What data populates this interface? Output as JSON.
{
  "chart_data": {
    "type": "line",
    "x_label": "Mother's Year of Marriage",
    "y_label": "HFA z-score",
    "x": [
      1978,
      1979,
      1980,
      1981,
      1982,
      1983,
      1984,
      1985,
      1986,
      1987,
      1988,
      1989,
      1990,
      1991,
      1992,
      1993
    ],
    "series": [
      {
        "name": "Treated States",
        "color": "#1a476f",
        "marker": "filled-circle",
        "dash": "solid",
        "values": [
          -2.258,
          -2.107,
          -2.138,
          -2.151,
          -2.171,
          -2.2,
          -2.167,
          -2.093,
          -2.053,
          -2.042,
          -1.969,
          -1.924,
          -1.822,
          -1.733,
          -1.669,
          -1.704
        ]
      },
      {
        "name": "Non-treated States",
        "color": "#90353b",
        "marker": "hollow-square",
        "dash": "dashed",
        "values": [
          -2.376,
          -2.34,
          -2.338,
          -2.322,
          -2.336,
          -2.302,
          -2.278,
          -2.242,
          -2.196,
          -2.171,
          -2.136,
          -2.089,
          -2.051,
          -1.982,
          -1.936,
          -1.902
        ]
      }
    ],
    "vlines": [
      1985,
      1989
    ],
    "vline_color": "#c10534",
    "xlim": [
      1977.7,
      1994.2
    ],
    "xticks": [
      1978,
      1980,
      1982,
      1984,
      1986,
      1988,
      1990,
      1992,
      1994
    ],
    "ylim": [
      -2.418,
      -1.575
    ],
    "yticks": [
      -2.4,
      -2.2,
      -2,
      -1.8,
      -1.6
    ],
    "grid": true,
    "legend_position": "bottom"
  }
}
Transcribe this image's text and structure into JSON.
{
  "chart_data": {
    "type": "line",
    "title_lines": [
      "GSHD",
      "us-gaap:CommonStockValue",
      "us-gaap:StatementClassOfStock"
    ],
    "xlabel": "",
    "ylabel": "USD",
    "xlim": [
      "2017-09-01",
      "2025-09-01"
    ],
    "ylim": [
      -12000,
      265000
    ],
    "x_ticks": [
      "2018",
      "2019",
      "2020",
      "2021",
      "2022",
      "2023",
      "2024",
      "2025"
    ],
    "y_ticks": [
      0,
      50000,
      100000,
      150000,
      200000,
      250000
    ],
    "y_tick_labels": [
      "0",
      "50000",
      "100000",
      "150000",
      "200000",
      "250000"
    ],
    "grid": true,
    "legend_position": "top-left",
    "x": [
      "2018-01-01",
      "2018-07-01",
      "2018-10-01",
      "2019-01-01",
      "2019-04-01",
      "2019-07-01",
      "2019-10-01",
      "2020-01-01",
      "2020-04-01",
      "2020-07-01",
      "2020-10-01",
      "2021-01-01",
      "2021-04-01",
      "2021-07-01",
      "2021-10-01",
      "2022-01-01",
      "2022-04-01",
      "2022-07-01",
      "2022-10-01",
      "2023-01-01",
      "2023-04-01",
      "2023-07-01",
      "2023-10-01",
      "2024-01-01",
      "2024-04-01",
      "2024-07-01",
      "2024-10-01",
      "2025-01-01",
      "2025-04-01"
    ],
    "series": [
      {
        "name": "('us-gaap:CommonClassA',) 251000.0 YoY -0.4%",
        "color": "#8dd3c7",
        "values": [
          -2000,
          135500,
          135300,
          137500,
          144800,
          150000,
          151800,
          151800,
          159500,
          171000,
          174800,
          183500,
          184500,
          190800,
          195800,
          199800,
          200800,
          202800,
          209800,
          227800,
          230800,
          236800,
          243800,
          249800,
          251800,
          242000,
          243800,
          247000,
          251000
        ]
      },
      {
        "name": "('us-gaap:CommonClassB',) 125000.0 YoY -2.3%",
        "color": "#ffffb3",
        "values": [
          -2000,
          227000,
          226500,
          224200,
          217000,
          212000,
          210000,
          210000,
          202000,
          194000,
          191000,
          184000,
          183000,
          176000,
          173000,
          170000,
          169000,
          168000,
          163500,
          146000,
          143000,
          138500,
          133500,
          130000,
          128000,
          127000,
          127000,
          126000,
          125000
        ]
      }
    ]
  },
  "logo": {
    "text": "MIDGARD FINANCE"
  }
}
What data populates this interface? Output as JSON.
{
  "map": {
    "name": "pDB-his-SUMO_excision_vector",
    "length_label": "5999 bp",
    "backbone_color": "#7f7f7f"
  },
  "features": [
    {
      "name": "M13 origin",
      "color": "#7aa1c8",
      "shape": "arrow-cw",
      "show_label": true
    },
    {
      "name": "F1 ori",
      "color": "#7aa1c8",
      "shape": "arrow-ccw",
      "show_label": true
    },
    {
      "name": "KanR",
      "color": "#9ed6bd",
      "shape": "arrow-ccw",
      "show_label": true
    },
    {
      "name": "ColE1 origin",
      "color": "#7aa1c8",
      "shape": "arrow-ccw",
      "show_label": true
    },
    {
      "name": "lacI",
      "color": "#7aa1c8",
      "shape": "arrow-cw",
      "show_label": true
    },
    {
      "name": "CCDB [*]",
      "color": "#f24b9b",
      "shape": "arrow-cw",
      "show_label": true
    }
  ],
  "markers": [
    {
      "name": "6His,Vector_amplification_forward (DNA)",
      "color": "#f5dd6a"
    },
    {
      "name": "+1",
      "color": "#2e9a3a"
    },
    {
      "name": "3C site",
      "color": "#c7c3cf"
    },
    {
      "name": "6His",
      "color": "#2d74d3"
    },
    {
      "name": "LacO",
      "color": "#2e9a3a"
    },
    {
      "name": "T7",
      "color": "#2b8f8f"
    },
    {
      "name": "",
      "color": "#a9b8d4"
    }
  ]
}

··········

■ Aim ■
Identify and list each line with the word "gaap".

■ Exercise response ■
      "us-gaap:CommonStockValue",
      "us-gaap:StatementClassOfStock"
        "name": "('us-gaap:CommonClassA',) 251000.0 YoY -0.4%",
        "name": "('us-gaap:CommonClassB',) 125000.0 YoY -2.3%",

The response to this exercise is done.